**WHAT YOU NEED TO DO**
Please give the data below again in full, exactly as it stands.

Saved data entries
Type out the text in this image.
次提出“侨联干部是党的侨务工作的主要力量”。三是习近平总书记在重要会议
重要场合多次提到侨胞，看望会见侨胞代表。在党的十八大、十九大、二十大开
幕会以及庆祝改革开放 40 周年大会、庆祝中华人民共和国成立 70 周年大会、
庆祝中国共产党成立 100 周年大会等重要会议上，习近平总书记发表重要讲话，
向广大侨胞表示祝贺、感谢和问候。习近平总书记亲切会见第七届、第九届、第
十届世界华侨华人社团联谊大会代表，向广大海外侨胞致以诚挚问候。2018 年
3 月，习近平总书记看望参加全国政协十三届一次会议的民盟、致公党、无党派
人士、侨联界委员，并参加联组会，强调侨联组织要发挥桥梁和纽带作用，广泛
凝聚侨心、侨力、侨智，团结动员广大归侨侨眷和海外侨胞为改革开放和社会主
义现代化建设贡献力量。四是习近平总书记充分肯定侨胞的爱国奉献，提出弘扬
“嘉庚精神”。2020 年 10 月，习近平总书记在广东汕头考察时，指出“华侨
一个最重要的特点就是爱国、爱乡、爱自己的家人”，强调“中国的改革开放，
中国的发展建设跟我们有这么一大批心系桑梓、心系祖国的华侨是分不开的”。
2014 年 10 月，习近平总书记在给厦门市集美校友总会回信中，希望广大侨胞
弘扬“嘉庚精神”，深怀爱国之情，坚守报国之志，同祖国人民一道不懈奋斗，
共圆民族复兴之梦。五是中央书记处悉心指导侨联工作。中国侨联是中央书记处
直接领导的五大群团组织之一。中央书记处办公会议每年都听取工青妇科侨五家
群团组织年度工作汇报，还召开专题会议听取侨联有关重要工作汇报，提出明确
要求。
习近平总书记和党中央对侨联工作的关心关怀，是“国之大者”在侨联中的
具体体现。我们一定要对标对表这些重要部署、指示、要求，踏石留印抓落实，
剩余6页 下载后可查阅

**SOLUTION TO THIS EXERCISE**
Type out the text in this image.
次提出“侨联干部是党的侨务工作的主要力量”。三是习近平总书记在重要会议
重要场合多次提到侨胞，看望会见侨胞代表。在党的十八大、十九大、二十大开
幕会以及庆祝改革开放 40 周年大会、庆祝中华人民共和国成立 70 周年大会、
庆祝中国共产党成立 100 周年大会等重要会议上，习近平总书记发表重要讲话，
向广大侨胞表示祝贺、感谢和问候。习近平总书记亲切会见第七届、第九届、第
十届世界华侨华人社团联谊大会代表，向广大海外侨胞致以诚挚问候。2018 年
3 月，习近平总书记看望参加全国政协十三届一次会议的民盟、致公党、无党派
人士、侨联界委员，并参加联组会，强调侨联组织要发挥桥梁和纽带作用，广泛
凝聚侨心、侨力、侨智，团结动员广大归侨侨眷和海外侨胞为改革开放和社会主
义现代化建设贡献力量。四是习近平总书记充分肯定侨胞的爱国奉献，提出弘扬
“嘉庚精神”。2020 年 10 月，习近平总书记在广东汕头考察时，指出“华侨
一个最重要的特点就是爱国、爱乡、爱自己的家人”，强调“中国的改革开放，
中国的发展建设跟我们有这么一大批心系桑梓、心系祖国的华侨是分不开的”。
2014 年 10 月，习近平总书记在给厦门市集美校友总会回信中，希望广大侨胞
弘扬“嘉庚精神”，深怀爱国之情，坚守报国之志，同祖国人民一道不懈奋斗，
共圆民族复兴之梦。五是中央书记处悉心指导侨联工作。中国侨联是中央书记处
直接领导的五大群团组织之一。中央书记处办公会议每年都听取工青妇科侨五家
群团组织年度工作汇报，还召开专题会议听取侨联有关重要工作汇报，提出明确
要求。
习近平总书记和党中央对侨联工作的关心关怀，是“国之大者”在侨联中的
具体体现。我们一定要对标对表这些重要部署、指示、要求，踏石留印抓落实，
剩余6页 下载后可查阅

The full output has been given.